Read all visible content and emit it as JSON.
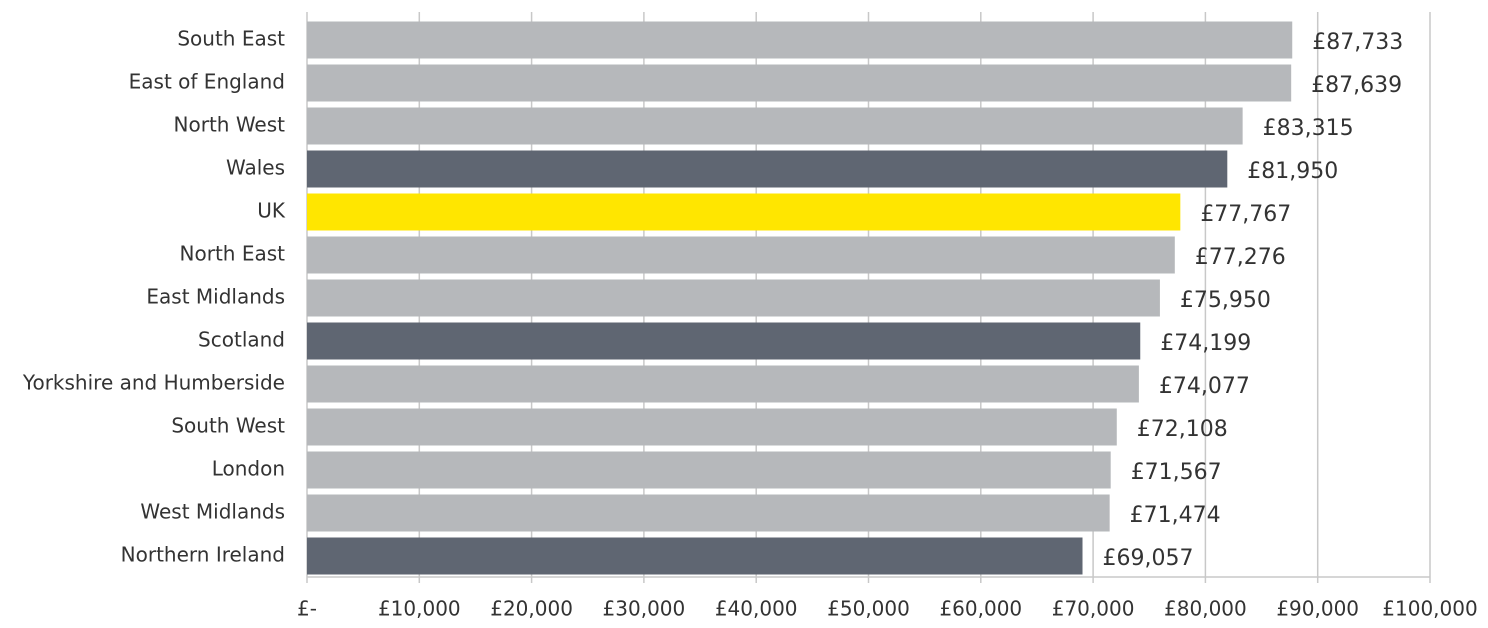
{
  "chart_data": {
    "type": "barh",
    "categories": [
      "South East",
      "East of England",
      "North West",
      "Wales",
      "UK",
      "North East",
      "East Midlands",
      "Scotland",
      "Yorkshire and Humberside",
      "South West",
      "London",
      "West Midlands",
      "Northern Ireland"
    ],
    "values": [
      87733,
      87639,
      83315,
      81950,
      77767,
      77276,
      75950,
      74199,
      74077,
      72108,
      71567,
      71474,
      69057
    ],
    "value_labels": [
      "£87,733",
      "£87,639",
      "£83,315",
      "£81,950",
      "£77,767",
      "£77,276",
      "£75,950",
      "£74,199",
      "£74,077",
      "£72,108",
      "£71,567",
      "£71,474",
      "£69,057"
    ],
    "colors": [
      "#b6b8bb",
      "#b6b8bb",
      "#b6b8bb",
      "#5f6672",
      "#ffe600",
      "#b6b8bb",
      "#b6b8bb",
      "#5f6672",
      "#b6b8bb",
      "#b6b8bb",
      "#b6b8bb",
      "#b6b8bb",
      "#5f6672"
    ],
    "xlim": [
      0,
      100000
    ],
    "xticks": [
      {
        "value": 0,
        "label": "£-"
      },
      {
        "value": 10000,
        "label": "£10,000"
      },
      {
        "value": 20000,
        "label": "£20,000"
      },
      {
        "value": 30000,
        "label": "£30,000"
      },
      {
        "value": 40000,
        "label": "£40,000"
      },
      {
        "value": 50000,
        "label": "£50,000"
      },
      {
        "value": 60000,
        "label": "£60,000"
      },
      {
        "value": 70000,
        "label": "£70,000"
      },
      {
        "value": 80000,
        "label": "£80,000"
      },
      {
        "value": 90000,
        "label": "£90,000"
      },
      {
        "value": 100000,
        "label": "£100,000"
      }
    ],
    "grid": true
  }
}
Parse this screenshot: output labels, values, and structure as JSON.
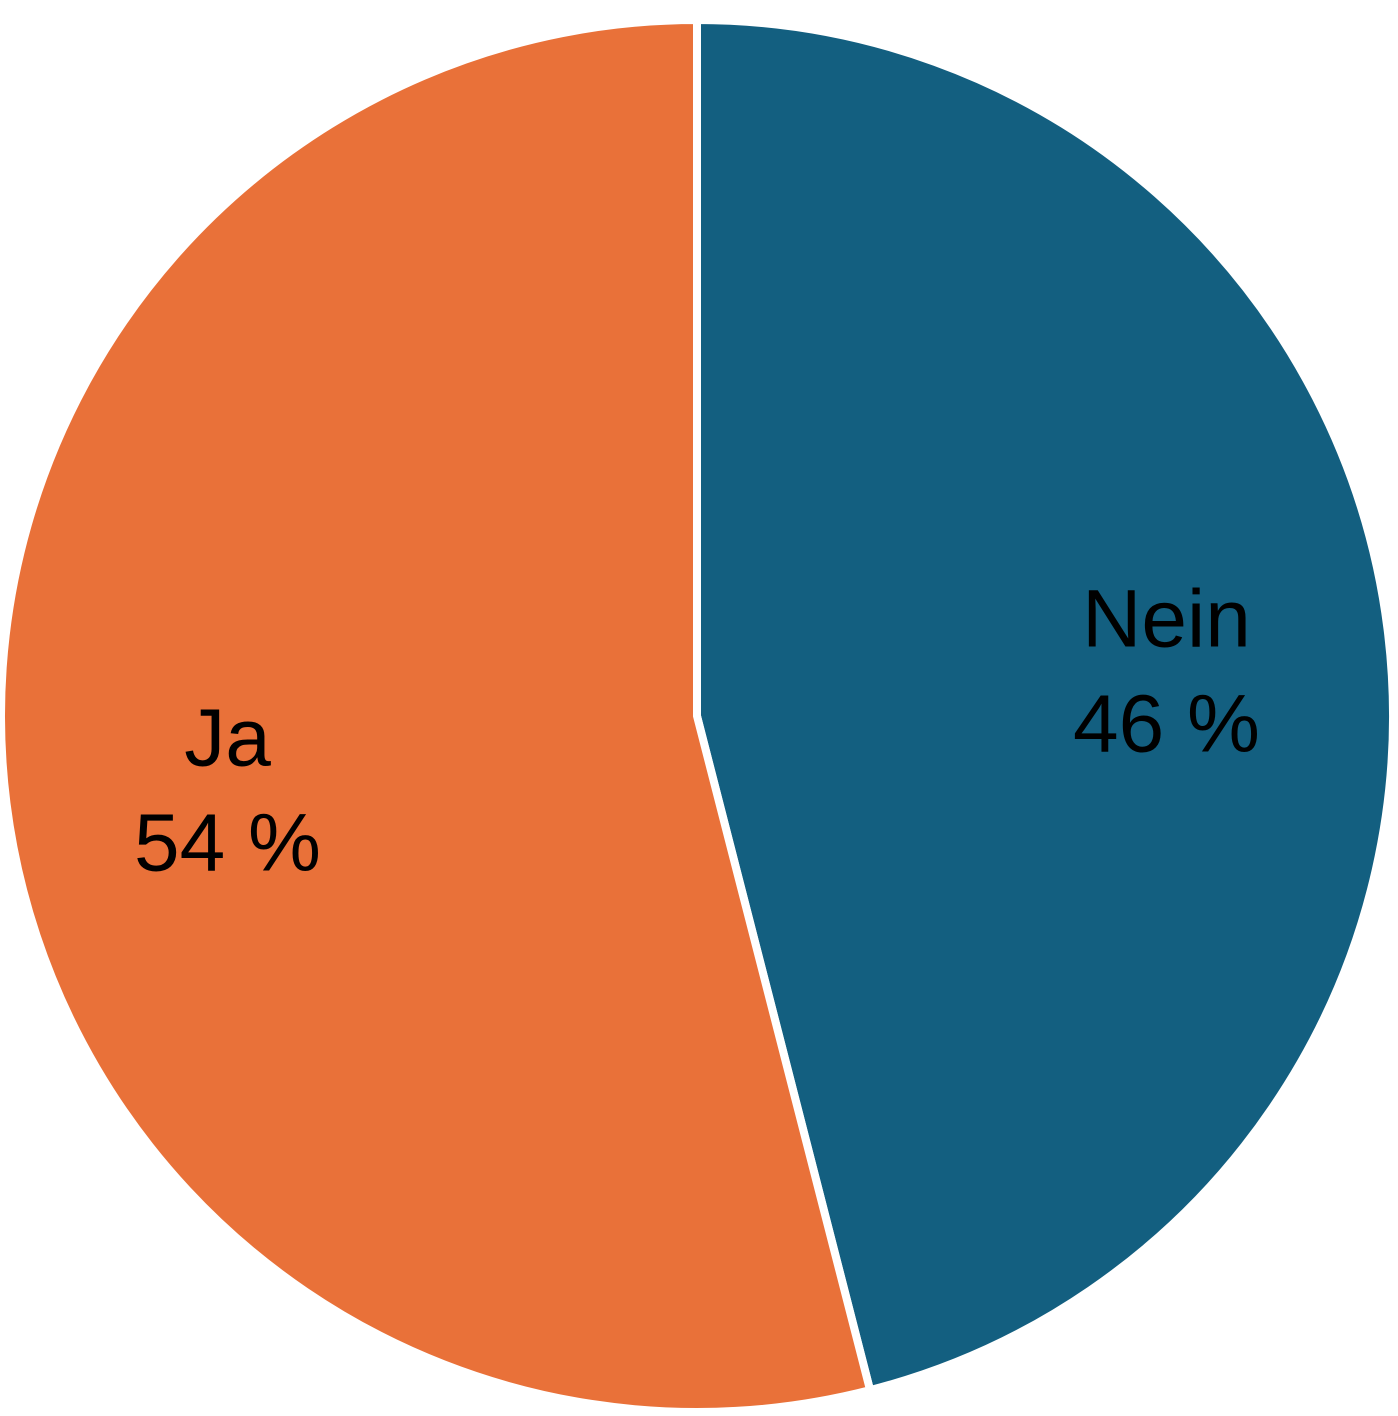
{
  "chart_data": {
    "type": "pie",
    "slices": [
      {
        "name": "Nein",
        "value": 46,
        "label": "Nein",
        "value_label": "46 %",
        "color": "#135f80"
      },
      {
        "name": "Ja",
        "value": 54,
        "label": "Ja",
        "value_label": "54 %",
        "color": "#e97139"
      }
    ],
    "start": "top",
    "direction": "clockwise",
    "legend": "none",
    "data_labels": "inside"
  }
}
--- --- ---
Pull every line containing "JSON" from the material above.

Read all visible content and emit it as JSON.
Parse this screenshot: output labels, values, and structure as JSON.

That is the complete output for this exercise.